(EXERCISE DIRECTIONS):
Can you find the lines of the listing that include "function" and copy every one?

###

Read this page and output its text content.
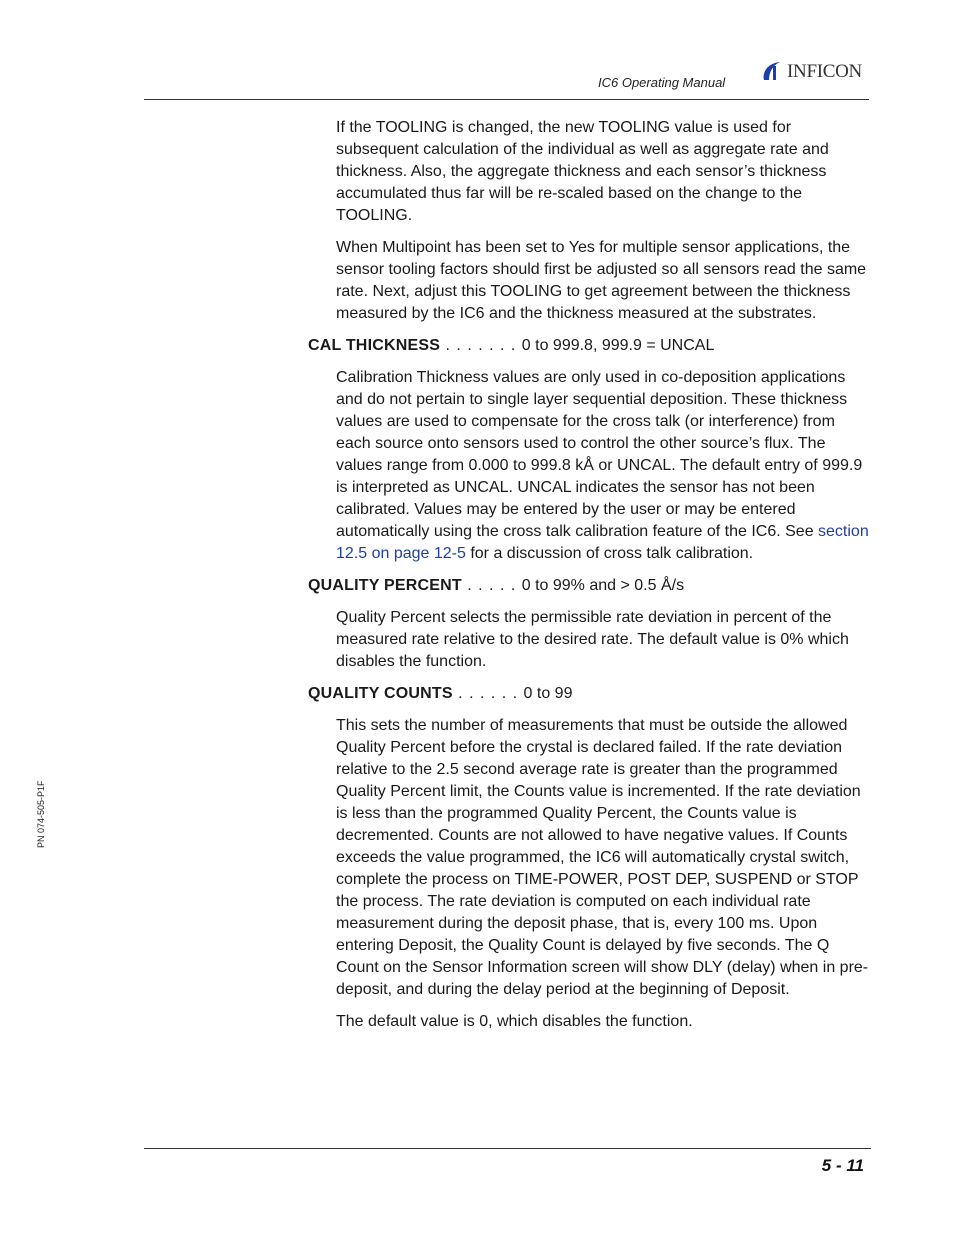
IC6 Operating Manual
INFICON
PN 074-505-P1F

If the TOOLING is changed, the new TOOLING value is used for subsequent calculation of the individual as well as aggregate rate and thickness. Also, the aggregate thickness and each sensor’s thickness accumulated thus far will be re-scaled based on the change to the TOOLING.

When Multipoint has been set to Yes for multiple sensor applications, the sensor tooling factors should first be adjusted so all sensors read the same rate. Next, adjust this TOOLING to get agreement between the thickness measured by the IC6 and the thickness measured at the substrates.

CAL THICKNESS . . . . . . . 0 to 999.8, 999.9 = UNCAL

Calibration Thickness values are only used in co-deposition applications and do not pertain to single layer sequential deposition. These thickness values are used to compensate for the cross talk (or interference) from each source onto sensors used to control the other source’s flux. The values range from 0.000 to 999.8 kÅ or UNCAL. The default entry of 999.9 is interpreted as UNCAL. UNCAL indicates the sensor has not been calibrated. Values may be entered by the user or may be entered automatically using the cross talk calibration feature of the IC6. See section 12.5 on page 12-5 for a discussion of cross talk calibration.

QUALITY PERCENT . . . . . 0 to 99% and > 0.5 Å/s

Quality Percent selects the permissible rate deviation in percent of the measured rate relative to the desired rate. The default value is 0% which disables the function.

QUALITY COUNTS . . . . . . 0 to 99

This sets the number of measurements that must be outside the allowed Quality Percent before the crystal is declared failed. If the rate deviation relative to the 2.5 second average rate is greater than the programmed Quality Percent limit, the Counts value is incremented. If the rate deviation is less than the programmed Quality Percent, the Counts value is decremented. Counts are not allowed to have negative values. If Counts exceeds the value programmed, the IC6 will automatically crystal switch, complete the process on TIME-POWER, POST DEP, SUSPEND or STOP the process. The rate deviation is computed on each individual rate measurement during the deposit phase, that is, every 100 ms. Upon entering Deposit, the Quality Count is delayed by five seconds. The Q Count on the Sensor Information screen will show DLY (delay) when in pre-deposit, and during the delay period at the beginning of Deposit.

The default value is 0, which disables the function.

5 - 11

###

(IN RESPONSE):
Quality Percent selects the permissible rate deviation in percent of the measured rate relative to the desired rate. The default value is 0% which disables the function.
The default value is 0, which disables the function.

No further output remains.